Exercise description:
Repeat the whole listing exactly as written.

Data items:
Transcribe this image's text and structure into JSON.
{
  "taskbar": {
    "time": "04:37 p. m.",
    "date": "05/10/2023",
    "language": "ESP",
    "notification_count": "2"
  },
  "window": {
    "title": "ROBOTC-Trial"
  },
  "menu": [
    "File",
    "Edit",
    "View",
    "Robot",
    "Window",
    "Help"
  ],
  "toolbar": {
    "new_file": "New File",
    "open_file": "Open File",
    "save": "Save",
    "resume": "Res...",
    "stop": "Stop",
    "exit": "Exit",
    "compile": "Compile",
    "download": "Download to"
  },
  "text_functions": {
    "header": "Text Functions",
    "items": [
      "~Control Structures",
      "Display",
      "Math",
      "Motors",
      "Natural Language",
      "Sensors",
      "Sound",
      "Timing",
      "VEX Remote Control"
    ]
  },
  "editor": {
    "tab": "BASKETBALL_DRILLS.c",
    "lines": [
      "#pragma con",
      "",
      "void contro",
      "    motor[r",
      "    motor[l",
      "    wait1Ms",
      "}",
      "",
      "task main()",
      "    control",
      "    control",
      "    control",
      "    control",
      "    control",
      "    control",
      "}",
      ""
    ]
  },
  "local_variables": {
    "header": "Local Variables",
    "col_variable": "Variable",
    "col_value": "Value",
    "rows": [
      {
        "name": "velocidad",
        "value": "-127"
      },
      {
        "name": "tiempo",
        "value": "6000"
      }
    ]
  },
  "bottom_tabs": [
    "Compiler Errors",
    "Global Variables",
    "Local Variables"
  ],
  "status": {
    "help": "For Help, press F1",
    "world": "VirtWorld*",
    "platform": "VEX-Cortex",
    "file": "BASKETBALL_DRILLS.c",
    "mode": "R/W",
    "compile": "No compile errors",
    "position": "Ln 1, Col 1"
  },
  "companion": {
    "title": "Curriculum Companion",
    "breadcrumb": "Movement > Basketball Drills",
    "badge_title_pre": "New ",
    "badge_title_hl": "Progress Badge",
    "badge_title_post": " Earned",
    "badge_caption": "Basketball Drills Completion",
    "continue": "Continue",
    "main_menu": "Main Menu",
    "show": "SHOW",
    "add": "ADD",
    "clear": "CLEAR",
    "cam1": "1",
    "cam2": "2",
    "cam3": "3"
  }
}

Task answer:
Transcribe this image's text and structure into JSON.
{
  "taskbar": {
    "time": "04:37 p. m.",
    "date": "05/10/2023",
    "language": "ESP",
    "notification_count": "2"
  },
  "window": {
    "title": "ROBOTC-Trial"
  },
  "menu": [
    "File",
    "Edit",
    "View",
    "Robot",
    "Window",
    "Help"
  ],
  "toolbar": {
    "new_file": "New File",
    "open_file": "Open File",
    "save": "Save",
    "resume": "Res...",
    "stop": "Stop",
    "exit": "Exit",
    "compile": "Compile",
    "download": "Download to"
  },
  "text_functions": {
    "header": "Text Functions",
    "items": [
      "~Control Structures",
      "Display",
      "Math",
      "Motors",
      "Natural Language",
      "Sensors",
      "Sound",
      "Timing",
      "VEX Remote Control"
    ]
  },
  "editor": {
    "tab": "BASKETBALL_DRILLS.c",
    "lines": [
      "#pragma con",
      "",
      "void contro",
      "    motor[r",
      "    motor[l",
      "    wait1Ms",
      "}",
      "",
      "task main()",
      "    control",
      "    control",
      "    control",
      "    control",
      "    control",
      "    control",
      "}",
      ""
    ]
  },
  "local_variables": {
    "header": "Local Variables",
    "col_variable": "Variable",
    "col_value": "Value",
    "rows": [
      {
        "name": "velocidad",
        "value": "-127"
      },
      {
        "name": "tiempo",
        "value": "6000"
      }
    ]
  },
  "bottom_tabs": [
    "Compiler Errors",
    "Global Variables",
    "Local Variables"
  ],
  "status": {
    "help": "For Help, press F1",
    "world": "VirtWorld*",
    "platform": "VEX-Cortex",
    "file": "BASKETBALL_DRILLS.c",
    "mode": "R/W",
    "compile": "No compile errors",
    "position": "Ln 1, Col 1"
  },
  "companion": {
    "title": "Curriculum Companion",
    "breadcrumb": "Movement > Basketball Drills",
    "badge_title_pre": "New ",
    "badge_title_hl": "Progress Badge",
    "badge_title_post": " Earned",
    "badge_caption": "Basketball Drills Completion",
    "continue": "Continue",
    "main_menu": "Main Menu",
    "show": "SHOW",
    "add": "ADD",
    "clear": "CLEAR",
    "cam1": "1",
    "cam2": "2",
    "cam3": "3"
  }
}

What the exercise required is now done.